Stated exercise | Could every line of the data be printed exactly as it reads?
***
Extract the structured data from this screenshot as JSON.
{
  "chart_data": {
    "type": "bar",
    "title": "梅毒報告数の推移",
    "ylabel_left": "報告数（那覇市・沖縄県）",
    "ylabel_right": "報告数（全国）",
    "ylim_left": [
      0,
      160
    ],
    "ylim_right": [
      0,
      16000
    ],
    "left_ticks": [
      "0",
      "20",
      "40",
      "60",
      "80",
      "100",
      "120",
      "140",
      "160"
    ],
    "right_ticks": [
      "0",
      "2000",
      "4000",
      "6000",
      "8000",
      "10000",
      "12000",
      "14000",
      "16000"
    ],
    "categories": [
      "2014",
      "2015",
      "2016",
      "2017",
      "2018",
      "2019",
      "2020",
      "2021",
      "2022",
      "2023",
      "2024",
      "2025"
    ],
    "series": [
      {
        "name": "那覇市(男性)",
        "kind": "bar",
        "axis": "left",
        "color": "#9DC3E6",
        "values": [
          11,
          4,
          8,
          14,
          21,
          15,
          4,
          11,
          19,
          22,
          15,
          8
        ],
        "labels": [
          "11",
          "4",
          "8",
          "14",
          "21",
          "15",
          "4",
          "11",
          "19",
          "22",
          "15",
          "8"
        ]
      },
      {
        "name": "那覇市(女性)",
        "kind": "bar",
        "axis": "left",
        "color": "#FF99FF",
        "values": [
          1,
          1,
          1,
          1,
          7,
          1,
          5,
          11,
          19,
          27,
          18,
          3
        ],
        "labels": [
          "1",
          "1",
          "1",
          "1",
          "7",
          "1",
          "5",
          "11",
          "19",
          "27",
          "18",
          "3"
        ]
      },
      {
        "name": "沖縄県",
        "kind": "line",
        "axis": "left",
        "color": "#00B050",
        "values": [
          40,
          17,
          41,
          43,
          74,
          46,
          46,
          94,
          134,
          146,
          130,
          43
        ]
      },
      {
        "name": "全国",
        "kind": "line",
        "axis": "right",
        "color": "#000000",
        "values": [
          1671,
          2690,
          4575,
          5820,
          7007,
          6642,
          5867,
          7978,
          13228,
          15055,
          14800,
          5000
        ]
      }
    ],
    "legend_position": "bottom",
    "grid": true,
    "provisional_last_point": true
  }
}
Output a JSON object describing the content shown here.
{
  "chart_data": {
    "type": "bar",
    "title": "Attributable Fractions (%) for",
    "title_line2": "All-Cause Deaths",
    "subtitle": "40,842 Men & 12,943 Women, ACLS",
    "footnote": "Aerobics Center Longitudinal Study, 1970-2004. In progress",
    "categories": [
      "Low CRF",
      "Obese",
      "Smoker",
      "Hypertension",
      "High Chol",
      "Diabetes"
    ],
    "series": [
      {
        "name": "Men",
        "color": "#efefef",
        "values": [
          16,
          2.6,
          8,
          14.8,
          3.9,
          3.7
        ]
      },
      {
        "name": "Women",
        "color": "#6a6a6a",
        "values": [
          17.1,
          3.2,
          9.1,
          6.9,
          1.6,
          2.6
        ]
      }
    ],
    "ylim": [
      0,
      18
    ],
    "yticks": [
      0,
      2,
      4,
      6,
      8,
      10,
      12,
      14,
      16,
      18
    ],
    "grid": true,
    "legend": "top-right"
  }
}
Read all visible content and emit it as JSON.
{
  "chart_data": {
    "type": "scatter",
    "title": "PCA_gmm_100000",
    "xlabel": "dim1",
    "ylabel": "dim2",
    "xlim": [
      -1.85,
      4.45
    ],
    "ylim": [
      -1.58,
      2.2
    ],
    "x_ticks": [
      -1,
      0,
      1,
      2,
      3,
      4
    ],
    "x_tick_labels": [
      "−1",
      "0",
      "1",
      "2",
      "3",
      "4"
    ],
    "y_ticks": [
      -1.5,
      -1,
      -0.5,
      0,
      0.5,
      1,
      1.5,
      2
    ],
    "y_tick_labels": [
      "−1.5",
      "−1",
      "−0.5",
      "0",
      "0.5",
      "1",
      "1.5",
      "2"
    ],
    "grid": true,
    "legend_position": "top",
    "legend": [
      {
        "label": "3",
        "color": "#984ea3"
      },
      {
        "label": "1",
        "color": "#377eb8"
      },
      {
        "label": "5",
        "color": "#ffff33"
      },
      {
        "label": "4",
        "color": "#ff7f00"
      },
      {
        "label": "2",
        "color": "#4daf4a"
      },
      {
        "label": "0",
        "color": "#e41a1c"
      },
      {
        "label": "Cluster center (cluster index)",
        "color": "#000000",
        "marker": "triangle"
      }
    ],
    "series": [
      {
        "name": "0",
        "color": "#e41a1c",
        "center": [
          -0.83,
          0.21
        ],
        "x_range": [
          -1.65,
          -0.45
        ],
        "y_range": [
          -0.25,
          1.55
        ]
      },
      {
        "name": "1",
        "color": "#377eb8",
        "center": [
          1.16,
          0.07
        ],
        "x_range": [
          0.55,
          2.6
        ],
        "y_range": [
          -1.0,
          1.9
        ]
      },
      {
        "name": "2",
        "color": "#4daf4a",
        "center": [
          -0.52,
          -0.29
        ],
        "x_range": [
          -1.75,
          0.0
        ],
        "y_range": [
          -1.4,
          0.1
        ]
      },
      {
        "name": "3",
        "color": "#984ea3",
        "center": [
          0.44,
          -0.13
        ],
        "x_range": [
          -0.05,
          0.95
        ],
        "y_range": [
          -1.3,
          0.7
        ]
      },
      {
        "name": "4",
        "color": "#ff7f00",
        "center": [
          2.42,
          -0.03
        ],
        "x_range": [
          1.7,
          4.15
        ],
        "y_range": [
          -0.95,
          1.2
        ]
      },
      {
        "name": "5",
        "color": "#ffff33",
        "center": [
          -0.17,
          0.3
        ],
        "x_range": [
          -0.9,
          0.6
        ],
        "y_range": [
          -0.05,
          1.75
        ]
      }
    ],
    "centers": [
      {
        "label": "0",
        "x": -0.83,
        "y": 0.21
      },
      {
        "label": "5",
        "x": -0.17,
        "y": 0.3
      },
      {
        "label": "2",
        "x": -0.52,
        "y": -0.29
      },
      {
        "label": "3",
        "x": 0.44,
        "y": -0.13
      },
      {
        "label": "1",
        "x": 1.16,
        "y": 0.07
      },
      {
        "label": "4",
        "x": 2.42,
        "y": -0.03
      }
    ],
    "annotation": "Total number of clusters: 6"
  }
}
***
Exercise answer |
Extract the structured data from this screenshot as JSON.
{
  "chart_data": {
    "type": "bar",
    "title": "梅毒報告数の推移",
    "ylabel_left": "報告数（那覇市・沖縄県）",
    "ylabel_right": "報告数（全国）",
    "ylim_left": [
      0,
      160
    ],
    "ylim_right": [
      0,
      16000
    ],
    "left_ticks": [
      "0",
      "20",
      "40",
      "60",
      "80",
      "100",
      "120",
      "140",
      "160"
    ],
    "right_ticks": [
      "0",
      "2000",
      "4000",
      "6000",
      "8000",
      "10000",
      "12000",
      "14000",
      "16000"
    ],
    "categories": [
      "2014",
      "2015",
      "2016",
      "2017",
      "2018",
      "2019",
      "2020",
      "2021",
      "2022",
      "2023",
      "2024",
      "2025"
    ],
    "series": [
      {
        "name": "那覇市(男性)",
        "kind": "bar",
        "axis": "left",
        "color": "#9DC3E6",
        "values": [
          11,
          4,
          8,
          14,
          21,
          15,
          4,
          11,
          19,
          22,
          15,
          8
        ],
        "labels": [
          "11",
          "4",
          "8",
          "14",
          "21",
          "15",
          "4",
          "11",
          "19",
          "22",
          "15",
          "8"
        ]
      },
      {
        "name": "那覇市(女性)",
        "kind": "bar",
        "axis": "left",
        "color": "#FF99FF",
        "values": [
          1,
          1,
          1,
          1,
          7,
          1,
          5,
          11,
          19,
          27,
          18,
          3
        ],
        "labels": [
          "1",
          "1",
          "1",
          "1",
          "7",
          "1",
          "5",
          "11",
          "19",
          "27",
          "18",
          "3"
        ]
      },
      {
        "name": "沖縄県",
        "kind": "line",
        "axis": "left",
        "color": "#00B050",
        "values": [
          40,
          17,
          41,
          43,
          74,
          46,
          46,
          94,
          134,
          146,
          130,
          43
        ]
      },
      {
        "name": "全国",
        "kind": "line",
        "axis": "right",
        "color": "#000000",
        "values": [
          1671,
          2690,
          4575,
          5820,
          7007,
          6642,
          5867,
          7978,
          13228,
          15055,
          14800,
          5000
        ]
      }
    ],
    "legend_position": "bottom",
    "grid": true,
    "provisional_last_point": true
  }
}
Output a JSON object describing the content shown here.
{
  "chart_data": {
    "type": "bar",
    "title": "Attributable Fractions (%) for",
    "title_line2": "All-Cause Deaths",
    "subtitle": "40,842 Men & 12,943 Women, ACLS",
    "footnote": "Aerobics Center Longitudinal Study, 1970-2004. In progress",
    "categories": [
      "Low CRF",
      "Obese",
      "Smoker",
      "Hypertension",
      "High Chol",
      "Diabetes"
    ],
    "series": [
      {
        "name": "Men",
        "color": "#efefef",
        "values": [
          16,
          2.6,
          8,
          14.8,
          3.9,
          3.7
        ]
      },
      {
        "name": "Women",
        "color": "#6a6a6a",
        "values": [
          17.1,
          3.2,
          9.1,
          6.9,
          1.6,
          2.6
        ]
      }
    ],
    "ylim": [
      0,
      18
    ],
    "yticks": [
      0,
      2,
      4,
      6,
      8,
      10,
      12,
      14,
      16,
      18
    ],
    "grid": true,
    "legend": "top-right"
  }
}
Read all visible content and emit it as JSON.
{
  "chart_data": {
    "type": "scatter",
    "title": "PCA_gmm_100000",
    "xlabel": "dim1",
    "ylabel": "dim2",
    "xlim": [
      -1.85,
      4.45
    ],
    "ylim": [
      -1.58,
      2.2
    ],
    "x_ticks": [
      -1,
      0,
      1,
      2,
      3,
      4
    ],
    "x_tick_labels": [
      "−1",
      "0",
      "1",
      "2",
      "3",
      "4"
    ],
    "y_ticks": [
      -1.5,
      -1,
      -0.5,
      0,
      0.5,
      1,
      1.5,
      2
    ],
    "y_tick_labels": [
      "−1.5",
      "−1",
      "−0.5",
      "0",
      "0.5",
      "1",
      "1.5",
      "2"
    ],
    "grid": true,
    "legend_position": "top",
    "legend": [
      {
        "label": "3",
        "color": "#984ea3"
      },
      {
        "label": "1",
        "color": "#377eb8"
      },
      {
        "label": "5",
        "color": "#ffff33"
      },
      {
        "label": "4",
        "color": "#ff7f00"
      },
      {
        "label": "2",
        "color": "#4daf4a"
      },
      {
        "label": "0",
        "color": "#e41a1c"
      },
      {
        "label": "Cluster center (cluster index)",
        "color": "#000000",
        "marker": "triangle"
      }
    ],
    "series": [
      {
        "name": "0",
        "color": "#e41a1c",
        "center": [
          -0.83,
          0.21
        ],
        "x_range": [
          -1.65,
          -0.45
        ],
        "y_range": [
          -0.25,
          1.55
        ]
      },
      {
        "name": "1",
        "color": "#377eb8",
        "center": [
          1.16,
          0.07
        ],
        "x_range": [
          0.55,
          2.6
        ],
        "y_range": [
          -1.0,
          1.9
        ]
      },
      {
        "name": "2",
        "color": "#4daf4a",
        "center": [
          -0.52,
          -0.29
        ],
        "x_range": [
          -1.75,
          0.0
        ],
        "y_range": [
          -1.4,
          0.1
        ]
      },
      {
        "name": "3",
        "color": "#984ea3",
        "center": [
          0.44,
          -0.13
        ],
        "x_range": [
          -0.05,
          0.95
        ],
        "y_range": [
          -1.3,
          0.7
        ]
      },
      {
        "name": "4",
        "color": "#ff7f00",
        "center": [
          2.42,
          -0.03
        ],
        "x_range": [
          1.7,
          4.15
        ],
        "y_range": [
          -0.95,
          1.2
        ]
      },
      {
        "name": "5",
        "color": "#ffff33",
        "center": [
          -0.17,
          0.3
        ],
        "x_range": [
          -0.9,
          0.6
        ],
        "y_range": [
          -0.05,
          1.75
        ]
      }
    ],
    "centers": [
      {
        "label": "0",
        "x": -0.83,
        "y": 0.21
      },
      {
        "label": "5",
        "x": -0.17,
        "y": 0.3
      },
      {
        "label": "2",
        "x": -0.52,
        "y": -0.29
      },
      {
        "label": "3",
        "x": 0.44,
        "y": -0.13
      },
      {
        "label": "1",
        "x": 1.16,
        "y": 0.07
      },
      {
        "label": "4",
        "x": 2.42,
        "y": -0.03
      }
    ],
    "annotation": "Total number of clusters: 6"
  }
}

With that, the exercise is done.